Stored data entries:
════════
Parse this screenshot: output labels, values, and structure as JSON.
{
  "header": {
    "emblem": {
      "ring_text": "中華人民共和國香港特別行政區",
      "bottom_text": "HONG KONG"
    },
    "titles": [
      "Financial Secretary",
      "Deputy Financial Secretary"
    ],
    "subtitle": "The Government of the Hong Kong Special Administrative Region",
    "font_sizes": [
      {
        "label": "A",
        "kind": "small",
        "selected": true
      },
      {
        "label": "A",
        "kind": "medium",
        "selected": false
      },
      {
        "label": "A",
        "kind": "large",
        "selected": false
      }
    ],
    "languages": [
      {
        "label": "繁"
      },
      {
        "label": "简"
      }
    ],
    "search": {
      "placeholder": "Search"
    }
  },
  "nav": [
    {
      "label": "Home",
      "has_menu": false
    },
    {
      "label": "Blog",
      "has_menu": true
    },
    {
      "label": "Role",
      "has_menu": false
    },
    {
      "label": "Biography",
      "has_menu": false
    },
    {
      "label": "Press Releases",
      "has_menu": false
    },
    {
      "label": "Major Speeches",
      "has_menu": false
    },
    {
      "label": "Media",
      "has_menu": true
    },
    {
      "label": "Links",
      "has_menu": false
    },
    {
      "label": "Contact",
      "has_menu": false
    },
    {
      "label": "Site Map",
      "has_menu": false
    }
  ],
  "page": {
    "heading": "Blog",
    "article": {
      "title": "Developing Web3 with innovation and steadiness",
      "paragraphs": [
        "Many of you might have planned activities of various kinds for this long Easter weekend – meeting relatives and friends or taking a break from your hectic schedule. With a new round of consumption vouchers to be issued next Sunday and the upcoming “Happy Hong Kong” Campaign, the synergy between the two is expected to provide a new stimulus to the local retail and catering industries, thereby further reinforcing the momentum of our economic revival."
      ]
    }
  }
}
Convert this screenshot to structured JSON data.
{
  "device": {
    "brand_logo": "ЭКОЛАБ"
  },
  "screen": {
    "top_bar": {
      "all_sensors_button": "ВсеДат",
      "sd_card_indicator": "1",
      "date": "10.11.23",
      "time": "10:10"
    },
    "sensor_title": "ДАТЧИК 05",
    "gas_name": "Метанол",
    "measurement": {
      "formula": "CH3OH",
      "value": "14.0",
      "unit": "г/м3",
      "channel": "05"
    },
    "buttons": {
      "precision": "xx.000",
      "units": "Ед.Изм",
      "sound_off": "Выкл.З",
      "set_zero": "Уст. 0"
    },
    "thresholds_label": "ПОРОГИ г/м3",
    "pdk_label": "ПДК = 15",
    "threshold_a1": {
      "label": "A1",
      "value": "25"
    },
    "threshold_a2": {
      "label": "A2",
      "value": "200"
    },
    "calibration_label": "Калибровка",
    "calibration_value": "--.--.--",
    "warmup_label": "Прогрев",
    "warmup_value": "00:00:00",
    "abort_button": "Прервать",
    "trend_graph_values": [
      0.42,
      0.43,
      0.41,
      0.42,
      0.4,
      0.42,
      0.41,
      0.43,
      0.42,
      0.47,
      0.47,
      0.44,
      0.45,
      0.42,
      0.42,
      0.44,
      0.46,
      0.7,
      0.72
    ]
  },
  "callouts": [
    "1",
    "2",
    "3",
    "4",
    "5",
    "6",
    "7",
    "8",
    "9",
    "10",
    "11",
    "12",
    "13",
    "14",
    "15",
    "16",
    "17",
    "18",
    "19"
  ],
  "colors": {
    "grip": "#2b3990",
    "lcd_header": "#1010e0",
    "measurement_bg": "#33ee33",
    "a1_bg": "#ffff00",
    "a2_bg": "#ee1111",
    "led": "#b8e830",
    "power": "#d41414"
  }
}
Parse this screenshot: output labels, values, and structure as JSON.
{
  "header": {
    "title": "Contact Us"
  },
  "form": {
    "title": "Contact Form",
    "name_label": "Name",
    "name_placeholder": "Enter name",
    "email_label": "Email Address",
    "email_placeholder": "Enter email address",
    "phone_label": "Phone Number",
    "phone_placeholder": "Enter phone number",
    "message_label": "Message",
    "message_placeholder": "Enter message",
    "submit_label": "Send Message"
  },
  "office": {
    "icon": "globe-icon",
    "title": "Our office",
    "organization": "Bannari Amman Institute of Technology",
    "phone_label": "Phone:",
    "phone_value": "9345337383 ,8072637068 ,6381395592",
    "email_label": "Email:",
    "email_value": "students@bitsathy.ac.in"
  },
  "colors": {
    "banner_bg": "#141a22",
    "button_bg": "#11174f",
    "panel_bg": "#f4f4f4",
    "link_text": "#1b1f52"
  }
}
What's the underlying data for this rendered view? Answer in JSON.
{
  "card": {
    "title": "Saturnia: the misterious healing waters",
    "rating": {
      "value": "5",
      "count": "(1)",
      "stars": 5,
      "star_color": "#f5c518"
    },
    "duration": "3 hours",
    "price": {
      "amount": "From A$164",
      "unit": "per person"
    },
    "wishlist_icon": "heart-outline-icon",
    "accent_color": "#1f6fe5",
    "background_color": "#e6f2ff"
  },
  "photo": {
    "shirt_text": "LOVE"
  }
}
════════
◆ Task ◆
Write out every entry again, keeping each line exactly the same.

◆ Result ◆
Parse this screenshot: output labels, values, and structure as JSON.
{
  "header": {
    "emblem": {
      "ring_text": "中華人民共和國香港特別行政區",
      "bottom_text": "HONG KONG"
    },
    "titles": [
      "Financial Secretary",
      "Deputy Financial Secretary"
    ],
    "subtitle": "The Government of the Hong Kong Special Administrative Region",
    "font_sizes": [
      {
        "label": "A",
        "kind": "small",
        "selected": true
      },
      {
        "label": "A",
        "kind": "medium",
        "selected": false
      },
      {
        "label": "A",
        "kind": "large",
        "selected": false
      }
    ],
    "languages": [
      {
        "label": "繁"
      },
      {
        "label": "简"
      }
    ],
    "search": {
      "placeholder": "Search"
    }
  },
  "nav": [
    {
      "label": "Home",
      "has_menu": false
    },
    {
      "label": "Blog",
      "has_menu": true
    },
    {
      "label": "Role",
      "has_menu": false
    },
    {
      "label": "Biography",
      "has_menu": false
    },
    {
      "label": "Press Releases",
      "has_menu": false
    },
    {
      "label": "Major Speeches",
      "has_menu": false
    },
    {
      "label": "Media",
      "has_menu": true
    },
    {
      "label": "Links",
      "has_menu": false
    },
    {
      "label": "Contact",
      "has_menu": false
    },
    {
      "label": "Site Map",
      "has_menu": false
    }
  ],
  "page": {
    "heading": "Blog",
    "article": {
      "title": "Developing Web3 with innovation and steadiness",
      "paragraphs": [
        "Many of you might have planned activities of various kinds for this long Easter weekend – meeting relatives and friends or taking a break from your hectic schedule. With a new round of consumption vouchers to be issued next Sunday and the upcoming “Happy Hong Kong” Campaign, the synergy between the two is expected to provide a new stimulus to the local retail and catering industries, thereby further reinforcing the momentum of our economic revival."
      ]
    }
  }
}
Convert this screenshot to structured JSON data.
{
  "device": {
    "brand_logo": "ЭКОЛАБ"
  },
  "screen": {
    "top_bar": {
      "all_sensors_button": "ВсеДат",
      "sd_card_indicator": "1",
      "date": "10.11.23",
      "time": "10:10"
    },
    "sensor_title": "ДАТЧИК 05",
    "gas_name": "Метанол",
    "measurement": {
      "formula": "CH3OH",
      "value": "14.0",
      "unit": "г/м3",
      "channel": "05"
    },
    "buttons": {
      "precision": "xx.000",
      "units": "Ед.Изм",
      "sound_off": "Выкл.З",
      "set_zero": "Уст. 0"
    },
    "thresholds_label": "ПОРОГИ г/м3",
    "pdk_label": "ПДК = 15",
    "threshold_a1": {
      "label": "A1",
      "value": "25"
    },
    "threshold_a2": {
      "label": "A2",
      "value": "200"
    },
    "calibration_label": "Калибровка",
    "calibration_value": "--.--.--",
    "warmup_label": "Прогрев",
    "warmup_value": "00:00:00",
    "abort_button": "Прервать",
    "trend_graph_values": [
      0.42,
      0.43,
      0.41,
      0.42,
      0.4,
      0.42,
      0.41,
      0.43,
      0.42,
      0.47,
      0.47,
      0.44,
      0.45,
      0.42,
      0.42,
      0.44,
      0.46,
      0.7,
      0.72
    ]
  },
  "callouts": [
    "1",
    "2",
    "3",
    "4",
    "5",
    "6",
    "7",
    "8",
    "9",
    "10",
    "11",
    "12",
    "13",
    "14",
    "15",
    "16",
    "17",
    "18",
    "19"
  ],
  "colors": {
    "grip": "#2b3990",
    "lcd_header": "#1010e0",
    "measurement_bg": "#33ee33",
    "a1_bg": "#ffff00",
    "a2_bg": "#ee1111",
    "led": "#b8e830",
    "power": "#d41414"
  }
}
Parse this screenshot: output labels, values, and structure as JSON.
{
  "header": {
    "title": "Contact Us"
  },
  "form": {
    "title": "Contact Form",
    "name_label": "Name",
    "name_placeholder": "Enter name",
    "email_label": "Email Address",
    "email_placeholder": "Enter email address",
    "phone_label": "Phone Number",
    "phone_placeholder": "Enter phone number",
    "message_label": "Message",
    "message_placeholder": "Enter message",
    "submit_label": "Send Message"
  },
  "office": {
    "icon": "globe-icon",
    "title": "Our office",
    "organization": "Bannari Amman Institute of Technology",
    "phone_label": "Phone:",
    "phone_value": "9345337383 ,8072637068 ,6381395592",
    "email_label": "Email:",
    "email_value": "students@bitsathy.ac.in"
  },
  "colors": {
    "banner_bg": "#141a22",
    "button_bg": "#11174f",
    "panel_bg": "#f4f4f4",
    "link_text": "#1b1f52"
  }
}
What's the underlying data for this rendered view? Answer in JSON.
{
  "card": {
    "title": "Saturnia: the misterious healing waters",
    "rating": {
      "value": "5",
      "count": "(1)",
      "stars": 5,
      "star_color": "#f5c518"
    },
    "duration": "3 hours",
    "price": {
      "amount": "From A$164",
      "unit": "per person"
    },
    "wishlist_icon": "heart-outline-icon",
    "accent_color": "#1f6fe5",
    "background_color": "#e6f2ff"
  },
  "photo": {
    "shirt_text": "LOVE"
  }
}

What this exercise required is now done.